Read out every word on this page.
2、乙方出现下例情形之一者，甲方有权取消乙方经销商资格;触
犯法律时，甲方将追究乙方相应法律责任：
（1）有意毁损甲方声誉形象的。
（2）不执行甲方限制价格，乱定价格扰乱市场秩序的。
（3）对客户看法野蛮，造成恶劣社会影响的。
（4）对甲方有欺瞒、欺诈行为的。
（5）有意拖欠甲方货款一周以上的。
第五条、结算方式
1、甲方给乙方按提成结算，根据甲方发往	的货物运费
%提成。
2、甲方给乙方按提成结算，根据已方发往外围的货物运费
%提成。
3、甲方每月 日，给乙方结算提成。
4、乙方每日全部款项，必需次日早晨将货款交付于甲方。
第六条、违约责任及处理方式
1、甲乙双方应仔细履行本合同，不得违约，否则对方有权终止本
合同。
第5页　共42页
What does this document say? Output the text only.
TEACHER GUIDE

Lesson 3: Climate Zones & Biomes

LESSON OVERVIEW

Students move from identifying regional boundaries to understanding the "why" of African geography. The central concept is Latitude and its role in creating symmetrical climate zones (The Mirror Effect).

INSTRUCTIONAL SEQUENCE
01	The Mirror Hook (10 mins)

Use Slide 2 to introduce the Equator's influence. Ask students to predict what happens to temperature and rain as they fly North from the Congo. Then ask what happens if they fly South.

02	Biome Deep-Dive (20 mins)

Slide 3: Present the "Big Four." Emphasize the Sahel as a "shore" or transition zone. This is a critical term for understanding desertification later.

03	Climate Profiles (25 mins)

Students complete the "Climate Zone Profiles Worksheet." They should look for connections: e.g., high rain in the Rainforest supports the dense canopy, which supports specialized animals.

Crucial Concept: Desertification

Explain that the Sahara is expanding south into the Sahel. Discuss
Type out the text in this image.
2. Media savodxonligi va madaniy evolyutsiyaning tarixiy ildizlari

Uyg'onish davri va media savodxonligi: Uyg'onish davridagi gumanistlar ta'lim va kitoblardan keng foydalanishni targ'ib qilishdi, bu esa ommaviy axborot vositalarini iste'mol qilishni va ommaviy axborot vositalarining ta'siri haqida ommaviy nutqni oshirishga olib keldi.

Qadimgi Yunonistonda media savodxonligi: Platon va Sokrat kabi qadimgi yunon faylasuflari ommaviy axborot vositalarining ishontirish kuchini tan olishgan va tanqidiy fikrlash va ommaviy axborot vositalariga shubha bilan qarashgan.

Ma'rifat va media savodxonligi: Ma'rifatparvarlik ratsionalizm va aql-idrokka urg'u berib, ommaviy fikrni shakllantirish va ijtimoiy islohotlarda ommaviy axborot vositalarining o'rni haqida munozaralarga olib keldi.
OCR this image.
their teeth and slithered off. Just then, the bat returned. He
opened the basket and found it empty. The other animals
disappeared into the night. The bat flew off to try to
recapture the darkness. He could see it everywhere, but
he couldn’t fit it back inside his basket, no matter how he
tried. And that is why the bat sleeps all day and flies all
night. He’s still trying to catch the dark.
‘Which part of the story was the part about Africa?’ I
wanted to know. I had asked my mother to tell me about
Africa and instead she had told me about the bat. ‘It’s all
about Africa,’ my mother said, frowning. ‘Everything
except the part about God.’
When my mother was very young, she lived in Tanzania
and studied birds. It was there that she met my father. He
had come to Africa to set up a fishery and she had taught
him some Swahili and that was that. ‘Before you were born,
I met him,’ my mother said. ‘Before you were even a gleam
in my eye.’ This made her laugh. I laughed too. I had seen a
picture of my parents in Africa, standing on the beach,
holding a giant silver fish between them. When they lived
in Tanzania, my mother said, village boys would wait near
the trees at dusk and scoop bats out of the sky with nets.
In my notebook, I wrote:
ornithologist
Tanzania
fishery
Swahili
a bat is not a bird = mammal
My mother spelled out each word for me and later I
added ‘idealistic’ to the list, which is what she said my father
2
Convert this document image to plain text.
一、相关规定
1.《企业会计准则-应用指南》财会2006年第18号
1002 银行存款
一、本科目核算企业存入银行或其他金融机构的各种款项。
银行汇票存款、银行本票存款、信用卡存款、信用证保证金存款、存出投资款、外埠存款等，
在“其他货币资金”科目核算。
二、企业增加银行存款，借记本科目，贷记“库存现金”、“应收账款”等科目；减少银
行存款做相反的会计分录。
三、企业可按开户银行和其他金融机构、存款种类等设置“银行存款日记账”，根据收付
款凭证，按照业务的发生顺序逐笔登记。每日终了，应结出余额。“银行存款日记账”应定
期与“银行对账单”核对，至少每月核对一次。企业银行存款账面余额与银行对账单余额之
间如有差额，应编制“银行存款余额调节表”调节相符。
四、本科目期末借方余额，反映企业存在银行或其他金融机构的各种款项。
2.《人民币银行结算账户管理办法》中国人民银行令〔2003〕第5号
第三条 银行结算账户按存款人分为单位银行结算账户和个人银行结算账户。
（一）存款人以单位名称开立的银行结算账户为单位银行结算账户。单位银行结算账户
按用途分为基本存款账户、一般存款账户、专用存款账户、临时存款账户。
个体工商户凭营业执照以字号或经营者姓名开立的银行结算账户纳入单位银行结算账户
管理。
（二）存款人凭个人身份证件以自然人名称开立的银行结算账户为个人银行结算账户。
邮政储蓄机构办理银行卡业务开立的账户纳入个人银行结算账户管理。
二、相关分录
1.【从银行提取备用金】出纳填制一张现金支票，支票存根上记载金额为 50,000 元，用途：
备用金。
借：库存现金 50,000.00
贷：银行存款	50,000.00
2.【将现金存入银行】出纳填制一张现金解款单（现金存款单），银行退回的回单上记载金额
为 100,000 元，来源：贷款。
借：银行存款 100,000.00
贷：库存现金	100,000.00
------------------------------------
— REQUIREMENTS —
Here, the records must be output exactly and in full.

— COMPLETE RESPONSE —
Read out every word on this page.
2、乙方出现下例情形之一者，甲方有权取消乙方经销商资格;触
犯法律时，甲方将追究乙方相应法律责任：
（1）有意毁损甲方声誉形象的。
（2）不执行甲方限制价格，乱定价格扰乱市场秩序的。
（3）对客户看法野蛮，造成恶劣社会影响的。
（4）对甲方有欺瞒、欺诈行为的。
（5）有意拖欠甲方货款一周以上的。
第五条、结算方式
1、甲方给乙方按提成结算，根据甲方发往	的货物运费
%提成。
2、甲方给乙方按提成结算，根据已方发往外围的货物运费
%提成。
3、甲方每月 日，给乙方结算提成。
4、乙方每日全部款项，必需次日早晨将货款交付于甲方。
第六条、违约责任及处理方式
1、甲乙双方应仔细履行本合同，不得违约，否则对方有权终止本
合同。
第5页　共42页
What does this document say? Output the text only.
TEACHER GUIDE

Lesson 3: Climate Zones & Biomes

LESSON OVERVIEW

Students move from identifying regional boundaries to understanding the "why" of African geography. The central concept is Latitude and its role in creating symmetrical climate zones (The Mirror Effect).

INSTRUCTIONAL SEQUENCE
01	The Mirror Hook (10 mins)

Use Slide 2 to introduce the Equator's influence. Ask students to predict what happens to temperature and rain as they fly North from the Congo. Then ask what happens if they fly South.

02	Biome Deep-Dive (20 mins)

Slide 3: Present the "Big Four." Emphasize the Sahel as a "shore" or transition zone. This is a critical term for understanding desertification later.

03	Climate Profiles (25 mins)

Students complete the "Climate Zone Profiles Worksheet." They should look for connections: e.g., high rain in the Rainforest supports the dense canopy, which supports specialized animals.

Crucial Concept: Desertification

Explain that the Sahara is expanding south into the Sahel. Discuss
Type out the text in this image.
2. Media savodxonligi va madaniy evolyutsiyaning tarixiy ildizlari

Uyg'onish davri va media savodxonligi: Uyg'onish davridagi gumanistlar ta'lim va kitoblardan keng foydalanishni targ'ib qilishdi, bu esa ommaviy axborot vositalarini iste'mol qilishni va ommaviy axborot vositalarining ta'siri haqida ommaviy nutqni oshirishga olib keldi.

Qadimgi Yunonistonda media savodxonligi: Platon va Sokrat kabi qadimgi yunon faylasuflari ommaviy axborot vositalarining ishontirish kuchini tan olishgan va tanqidiy fikrlash va ommaviy axborot vositalariga shubha bilan qarashgan.

Ma'rifat va media savodxonligi: Ma'rifatparvarlik ratsionalizm va aql-idrokka urg'u berib, ommaviy fikrni shakllantirish va ijtimoiy islohotlarda ommaviy axborot vositalarining o'rni haqida munozaralarga olib keldi.
OCR this image.
their teeth and slithered off. Just then, the bat returned. He
opened the basket and found it empty. The other animals
disappeared into the night. The bat flew off to try to
recapture the darkness. He could see it everywhere, but
he couldn’t fit it back inside his basket, no matter how he
tried. And that is why the bat sleeps all day and flies all
night. He’s still trying to catch the dark.
‘Which part of the story was the part about Africa?’ I
wanted to know. I had asked my mother to tell me about
Africa and instead she had told me about the bat. ‘It’s all
about Africa,’ my mother said, frowning. ‘Everything
except the part about God.’
When my mother was very young, she lived in Tanzania
and studied birds. It was there that she met my father. He
had come to Africa to set up a fishery and she had taught
him some Swahili and that was that. ‘Before you were born,
I met him,’ my mother said. ‘Before you were even a gleam
in my eye.’ This made her laugh. I laughed too. I had seen a
picture of my parents in Africa, standing on the beach,
holding a giant silver fish between them. When they lived
in Tanzania, my mother said, village boys would wait near
the trees at dusk and scoop bats out of the sky with nets.
In my notebook, I wrote:
ornithologist
Tanzania
fishery
Swahili
a bat is not a bird = mammal
My mother spelled out each word for me and later I
added ‘idealistic’ to the list, which is what she said my father
2
Convert this document image to plain text.
一、相关规定
1.《企业会计准则-应用指南》财会2006年第18号
1002 银行存款
一、本科目核算企业存入银行或其他金融机构的各种款项。
银行汇票存款、银行本票存款、信用卡存款、信用证保证金存款、存出投资款、外埠存款等，
在“其他货币资金”科目核算。
二、企业增加银行存款，借记本科目，贷记“库存现金”、“应收账款”等科目；减少银
行存款做相反的会计分录。
三、企业可按开户银行和其他金融机构、存款种类等设置“银行存款日记账”，根据收付
款凭证，按照业务的发生顺序逐笔登记。每日终了，应结出余额。“银行存款日记账”应定
期与“银行对账单”核对，至少每月核对一次。企业银行存款账面余额与银行对账单余额之
间如有差额，应编制“银行存款余额调节表”调节相符。
四、本科目期末借方余额，反映企业存在银行或其他金融机构的各种款项。
2.《人民币银行结算账户管理办法》中国人民银行令〔2003〕第5号
第三条 银行结算账户按存款人分为单位银行结算账户和个人银行结算账户。
（一）存款人以单位名称开立的银行结算账户为单位银行结算账户。单位银行结算账户
按用途分为基本存款账户、一般存款账户、专用存款账户、临时存款账户。
个体工商户凭营业执照以字号或经营者姓名开立的银行结算账户纳入单位银行结算账户
管理。
（二）存款人凭个人身份证件以自然人名称开立的银行结算账户为个人银行结算账户。
邮政储蓄机构办理银行卡业务开立的账户纳入个人银行结算账户管理。
二、相关分录
1.【从银行提取备用金】出纳填制一张现金支票，支票存根上记载金额为 50,000 元，用途：
备用金。
借：库存现金 50,000.00
贷：银行存款	50,000.00
2.【将现金存入银行】出纳填制一张现金解款单（现金存款单），银行退回的回单上记载金额
为 100,000 元，来源：贷款。
借：银行存款 100,000.00
贷：库存现金	100,000.00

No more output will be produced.